# Task to complete:
Exactly repeat the material, dropping only the pictures.
-.-.-
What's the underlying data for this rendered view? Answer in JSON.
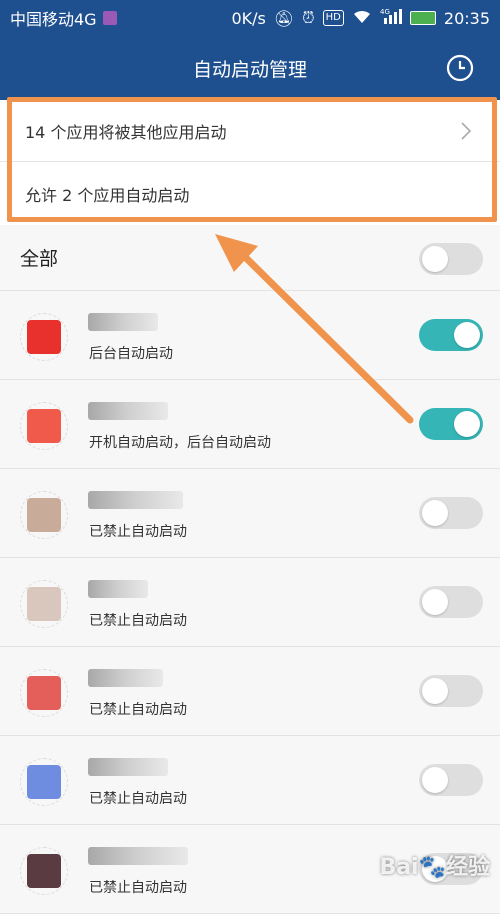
{
  "status_bar": {
    "carrier": "中国移动4G",
    "speed": "0K/s",
    "hd": "HD",
    "network": "4G",
    "time": "20:35"
  },
  "header": {
    "title": "自动启动管理",
    "history_icon": "clock-icon"
  },
  "summary": {
    "launched_by_others": "14 个应用将被其他应用启动",
    "allowed_autostart": "允许 2 个应用自动启动"
  },
  "all_toggle": {
    "label": "全部",
    "on": false
  },
  "apps": [
    {
      "status": "后台自动启动",
      "on": true,
      "avatar_color": "#e8302c",
      "name_width": 70
    },
    {
      "status": "开机自动启动，后台自动启动",
      "on": true,
      "avatar_color": "#ef5a4a",
      "name_width": 80
    },
    {
      "status": "已禁止自动启动",
      "on": false,
      "avatar_color": "#c9ab9a",
      "name_width": 95
    },
    {
      "status": "已禁止自动启动",
      "on": false,
      "avatar_color": "#d9c6bc",
      "name_width": 60
    },
    {
      "status": "已禁止自动启动",
      "on": false,
      "avatar_color": "#e45f5a",
      "name_width": 75
    },
    {
      "status": "已禁止自动启动",
      "on": false,
      "avatar_color": "#6f8de0",
      "name_width": 80
    },
    {
      "status": "已禁止自动启动",
      "on": false,
      "avatar_color": "#5b3b42",
      "name_width": 100
    }
  ],
  "colors": {
    "header_bg": "#1e4f8f",
    "toggle_on": "#35b5b5",
    "annotation": "#f0944d"
  }
}
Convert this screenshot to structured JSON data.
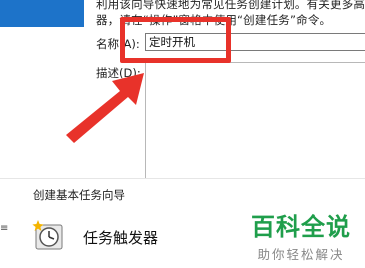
{
  "dialog": {
    "intro_line1": "利用该向导快速地为常见任务创建计划。有关更多高级",
    "intro_line2": "器，请在“操作”窗格中使用“创建任务”命令。",
    "name_label": "名称(A):",
    "name_value": "定时开机",
    "description_label": "描述(D):"
  },
  "annotation": {
    "highlight_color": "#e8322a"
  },
  "wizard": {
    "title": "创建基本任务向导",
    "left_marker": "≡",
    "step_label": "任务触发器"
  },
  "watermark": {
    "title": "百科全说",
    "subtitle": "助你轻松解决",
    "color": "#1f9e4b"
  },
  "colors": {
    "tab_blue": "#1d73c9"
  }
}
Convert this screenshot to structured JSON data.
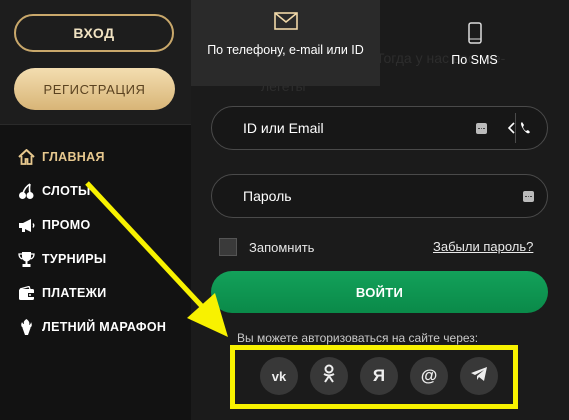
{
  "sidebar": {
    "login_label": "ВХОД",
    "register_label": "РЕГИСТРАЦИЯ",
    "items": [
      {
        "label": "ГЛАВНАЯ",
        "icon": "home-icon",
        "active": true
      },
      {
        "label": "СЛОТЫ",
        "icon": "cherries-icon"
      },
      {
        "label": "ПРОМО",
        "icon": "megaphone-icon"
      },
      {
        "label": "ТУРНИРЫ",
        "icon": "trophy-icon"
      },
      {
        "label": "ПЛАТЕЖИ",
        "icon": "wallet-icon"
      },
      {
        "label": "ЛЕТНИЙ МАРАФОН",
        "icon": "torch-icon"
      }
    ]
  },
  "tabs": [
    {
      "label": "По телефону, e-mail или ID",
      "icon": "envelope-icon",
      "active": true
    },
    {
      "label": "По SMS",
      "icon": "phone-icon",
      "active": false
    }
  ],
  "background_text": {
    "line1": "Тогда у нас вас кое-",
    "line2": "легеты"
  },
  "form": {
    "login_placeholder": "ID или Email",
    "password_placeholder": "Пароль",
    "remember_label": "Запомнить",
    "forgot_label": "Забыли пароль?",
    "submit_label": "ВОЙТИ",
    "social_prompt": "Вы можете авторизоваться на сайте через:",
    "social": [
      {
        "label": "vk",
        "icon": "vk-icon"
      },
      {
        "label": "ok",
        "icon": "odnoklassniki-icon"
      },
      {
        "label": "Я",
        "icon": "yandex-icon"
      },
      {
        "label": "@",
        "icon": "mailru-icon"
      },
      {
        "label": "",
        "icon": "telegram-icon"
      }
    ]
  },
  "colors": {
    "accent_gold": "#e7c88e",
    "submit_green": "#10994f",
    "annotation_yellow": "#f8f200"
  }
}
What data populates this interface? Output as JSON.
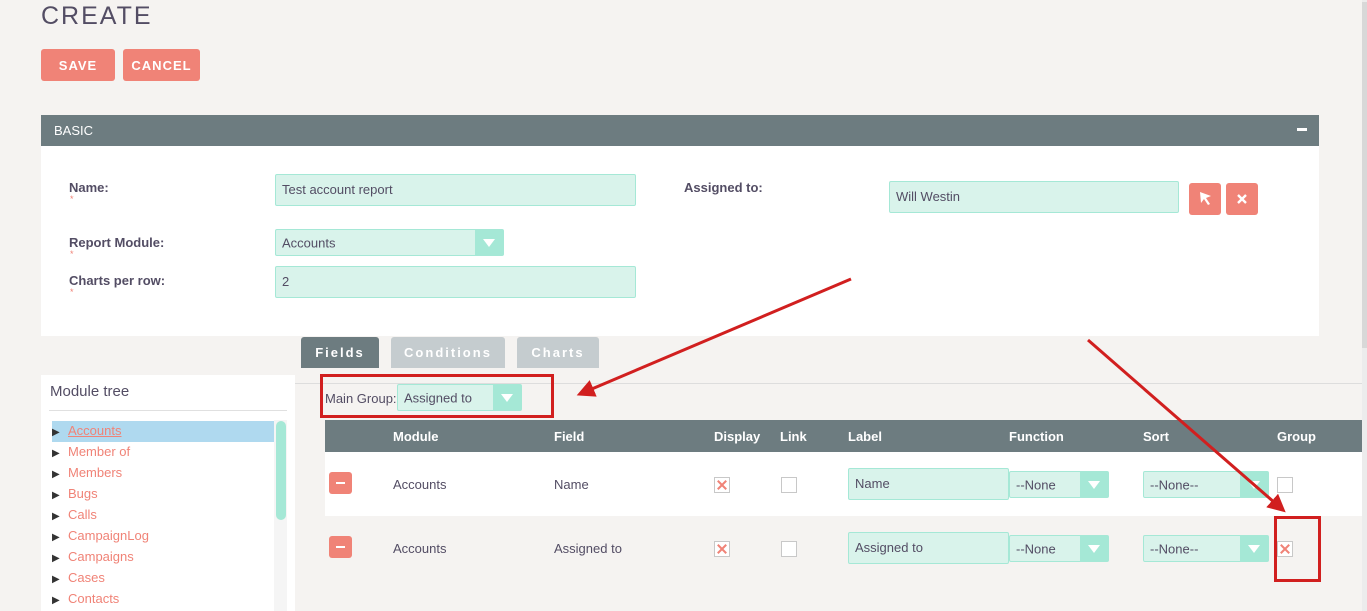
{
  "page": {
    "title": "CREATE"
  },
  "actions": {
    "save": "SAVE",
    "cancel": "CANCEL"
  },
  "basic": {
    "header": "BASIC",
    "name_label": "Name:",
    "name_value": "Test account report",
    "assigned_label": "Assigned to:",
    "assigned_value": "Will Westin",
    "module_label": "Report Module:",
    "module_value": "Accounts",
    "charts_label": "Charts per row:",
    "charts_value": "2",
    "required_mark": "*"
  },
  "tabs": [
    "Fields",
    "Conditions",
    "Charts"
  ],
  "module_tree": {
    "title": "Module tree",
    "items": [
      "Accounts",
      "Member of",
      "Members",
      "Bugs",
      "Calls",
      "CampaignLog",
      "Campaigns",
      "Cases",
      "Contacts"
    ],
    "selected_index": 0
  },
  "main_group": {
    "label": "Main Group:",
    "value": "Assigned to"
  },
  "fields_table": {
    "columns": [
      "Module",
      "Field",
      "Display",
      "Link",
      "Label",
      "Function",
      "Sort",
      "Group"
    ],
    "rows": [
      {
        "module": "Accounts",
        "field": "Name",
        "display": true,
        "link": false,
        "label": "Name",
        "function": "--None",
        "sort": "--None--",
        "group": false
      },
      {
        "module": "Accounts",
        "field": "Assigned to",
        "display": true,
        "link": false,
        "label": "Assigned to",
        "function": "--None",
        "sort": "--None--",
        "group": true
      }
    ]
  },
  "colors": {
    "accent": "#f08377",
    "header": "#6d7c80",
    "input_bg": "#d9f3eb",
    "input_border": "#a5e8d6",
    "annotation": "#d11f1f"
  }
}
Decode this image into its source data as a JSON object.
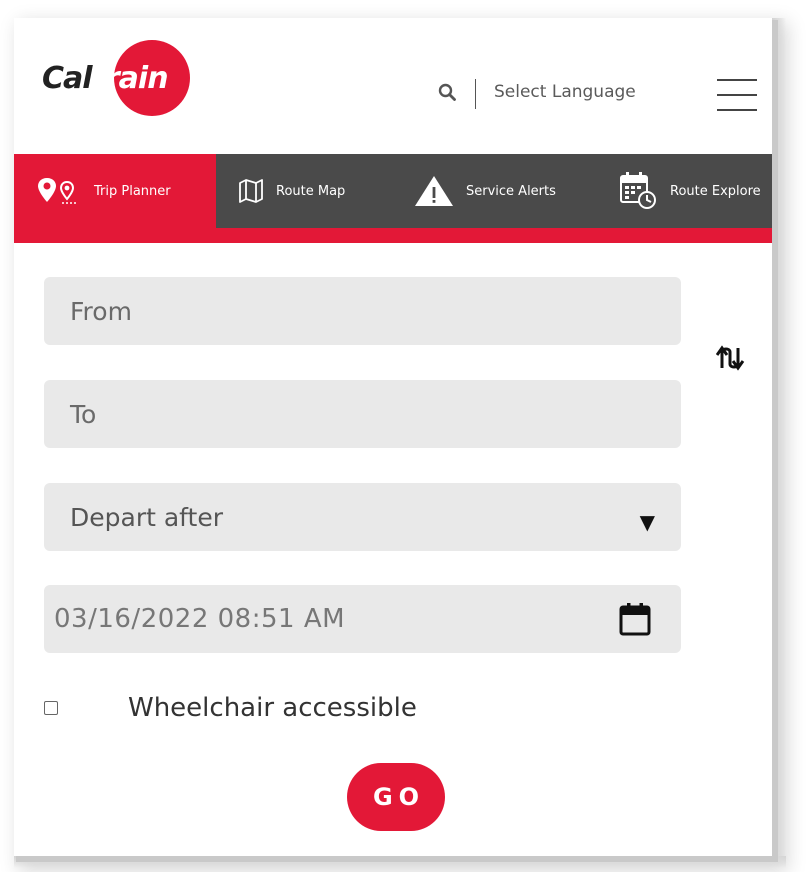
{
  "header": {
    "logo": {
      "text_cal": "Cal",
      "text_train": "train"
    },
    "search_icon": "search-icon",
    "language_label": "Select Language",
    "menu_icon": "hamburger-menu-icon"
  },
  "nav": {
    "items": [
      {
        "label": "Trip Planner",
        "icon": "map-pin-icon",
        "active": true
      },
      {
        "label": "Route Map",
        "icon": "folded-map-icon",
        "active": false
      },
      {
        "label": "Service Alerts",
        "icon": "warning-triangle-icon",
        "active": false
      },
      {
        "label": "Route Explore",
        "icon": "calendar-clock-icon",
        "active": false
      }
    ]
  },
  "form": {
    "from_placeholder": "From",
    "to_placeholder": "To",
    "depart_select_value": "Depart after",
    "datetime_value": "03/16/2022 08:51 AM",
    "wheelchair_label": "Wheelchair accessible",
    "wheelchair_checked": false,
    "go_label": "GO",
    "swap_icon": "swap-direction-icon",
    "calendar_icon": "calendar-icon"
  },
  "colors": {
    "brand_red": "#e31837",
    "nav_dark": "#4a4a4a",
    "field_bg": "#e9e9e9"
  }
}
-.-.-
# Answer for the task:
What's the underlying data for this rendered view? Answer in JSON.
{
  "status_bar": {
    "carrier": "中国移动4G",
    "speed": "0K/s",
    "hd": "HD",
    "network": "4G",
    "time": "20:35"
  },
  "header": {
    "title": "自动启动管理",
    "history_icon": "clock-icon"
  },
  "summary": {
    "launched_by_others": "14 个应用将被其他应用启动",
    "allowed_autostart": "允许 2 个应用自动启动"
  },
  "all_toggle": {
    "label": "全部",
    "on": false
  },
  "apps": [
    {
      "status": "后台自动启动",
      "on": true,
      "avatar_color": "#e8302c",
      "name_width": 70
    },
    {
      "status": "开机自动启动，后台自动启动",
      "on": true,
      "avatar_color": "#ef5a4a",
      "name_width": 80
    },
    {
      "status": "已禁止自动启动",
      "on": false,
      "avatar_color": "#c9ab9a",
      "name_width": 95
    },
    {
      "status": "已禁止自动启动",
      "on": false,
      "avatar_color": "#d9c6bc",
      "name_width": 60
    },
    {
      "status": "已禁止自动启动",
      "on": false,
      "avatar_color": "#e45f5a",
      "name_width": 75
    },
    {
      "status": "已禁止自动启动",
      "on": false,
      "avatar_color": "#6f8de0",
      "name_width": 80
    },
    {
      "status": "已禁止自动启动",
      "on": false,
      "avatar_color": "#5b3b42",
      "name_width": 100
    }
  ],
  "colors": {
    "header_bg": "#1e4f8f",
    "toggle_on": "#35b5b5",
    "annotation": "#f0944d"
  }
}
Convert this screenshot to structured JSON data.
{
  "dialog": {
    "intro_line1": "利用该向导快速地为常见任务创建计划。有关更多高级",
    "intro_line2": "器，请在“操作”窗格中使用“创建任务”命令。",
    "name_label": "名称(A):",
    "name_value": "定时开机",
    "description_label": "描述(D):"
  },
  "annotation": {
    "highlight_color": "#e8322a"
  },
  "wizard": {
    "title": "创建基本任务向导",
    "left_marker": "≡",
    "step_label": "任务触发器"
  },
  "watermark": {
    "title": "百科全说",
    "subtitle": "助你轻松解决",
    "color": "#1f9e4b"
  },
  "colors": {
    "tab_blue": "#1d73c9"
  }
}
Convert this screenshot to structured JSON data.
{
  "sidebar": {
    "login_label": "ВХОД",
    "register_label": "РЕГИСТРАЦИЯ",
    "items": [
      {
        "label": "ГЛАВНАЯ",
        "icon": "home-icon",
        "active": true
      },
      {
        "label": "СЛОТЫ",
        "icon": "cherries-icon"
      },
      {
        "label": "ПРОМО",
        "icon": "megaphone-icon"
      },
      {
        "label": "ТУРНИРЫ",
        "icon": "trophy-icon"
      },
      {
        "label": "ПЛАТЕЖИ",
        "icon": "wallet-icon"
      },
      {
        "label": "ЛЕТНИЙ МАРАФОН",
        "icon": "torch-icon"
      }
    ]
  },
  "tabs": [
    {
      "label": "По телефону, e-mail или ID",
      "icon": "envelope-icon",
      "active": true
    },
    {
      "label": "По SMS",
      "icon": "phone-icon",
      "active": false
    }
  ],
  "background_text": {
    "line1": "Тогда у нас вас кое-",
    "line2": "легеты"
  },
  "form": {
    "login_placeholder": "ID или Email",
    "password_placeholder": "Пароль",
    "remember_label": "Запомнить",
    "forgot_label": "Забыли пароль?",
    "submit_label": "ВОЙТИ",
    "social_prompt": "Вы можете авторизоваться на сайте через:",
    "social": [
      {
        "label": "vk",
        "icon": "vk-icon"
      },
      {
        "label": "ok",
        "icon": "odnoklassniki-icon"
      },
      {
        "label": "Я",
        "icon": "yandex-icon"
      },
      {
        "label": "@",
        "icon": "mailru-icon"
      },
      {
        "label": "",
        "icon": "telegram-icon"
      }
    ]
  },
  "colors": {
    "accent_gold": "#e7c88e",
    "submit_green": "#10994f",
    "annotation_yellow": "#f8f200"
  }
}
What data populates this interface? Output as JSON.
{
  "page": {
    "title": "CREATE"
  },
  "actions": {
    "save": "SAVE",
    "cancel": "CANCEL"
  },
  "basic": {
    "header": "BASIC",
    "name_label": "Name:",
    "name_value": "Test account report",
    "assigned_label": "Assigned to:",
    "assigned_value": "Will Westin",
    "module_label": "Report Module:",
    "module_value": "Accounts",
    "charts_label": "Charts per row:",
    "charts_value": "2",
    "required_mark": "*"
  },
  "tabs": [
    "Fields",
    "Conditions",
    "Charts"
  ],
  "module_tree": {
    "title": "Module tree",
    "items": [
      "Accounts",
      "Member of",
      "Members",
      "Bugs",
      "Calls",
      "CampaignLog",
      "Campaigns",
      "Cases",
      "Contacts"
    ],
    "selected_index": 0
  },
  "main_group": {
    "label": "Main Group:",
    "value": "Assigned to"
  },
  "fields_table": {
    "columns": [
      "Module",
      "Field",
      "Display",
      "Link",
      "Label",
      "Function",
      "Sort",
      "Group"
    ],
    "rows": [
      {
        "module": "Accounts",
        "field": "Name",
        "display": true,
        "link": false,
        "label": "Name",
        "function": "--None",
        "sort": "--None--",
        "group": false
      },
      {
        "module": "Accounts",
        "field": "Assigned to",
        "display": true,
        "link": false,
        "label": "Assigned to",
        "function": "--None",
        "sort": "--None--",
        "group": true
      }
    ]
  },
  "colors": {
    "accent": "#f08377",
    "header": "#6d7c80",
    "input_bg": "#d9f3eb",
    "input_border": "#a5e8d6",
    "annotation": "#d11f1f"
  }
}
Decode this image into its source data as a JSON object.
{
  "header": {
    "logo": {
      "text_cal": "Cal",
      "text_train": "train"
    },
    "search_icon": "search-icon",
    "language_label": "Select Language",
    "menu_icon": "hamburger-menu-icon"
  },
  "nav": {
    "items": [
      {
        "label": "Trip Planner",
        "icon": "map-pin-icon",
        "active": true
      },
      {
        "label": "Route Map",
        "icon": "folded-map-icon",
        "active": false
      },
      {
        "label": "Service Alerts",
        "icon": "warning-triangle-icon",
        "active": false
      },
      {
        "label": "Route Explore",
        "icon": "calendar-clock-icon",
        "active": false
      }
    ]
  },
  "form": {
    "from_placeholder": "From",
    "to_placeholder": "To",
    "depart_select_value": "Depart after",
    "datetime_value": "03/16/2022 08:51 AM",
    "wheelchair_label": "Wheelchair accessible",
    "wheelchair_checked": false,
    "go_label": "GO",
    "swap_icon": "swap-direction-icon",
    "calendar_icon": "calendar-icon"
  },
  "colors": {
    "brand_red": "#e31837",
    "nav_dark": "#4a4a4a",
    "field_bg": "#e9e9e9"
  }
}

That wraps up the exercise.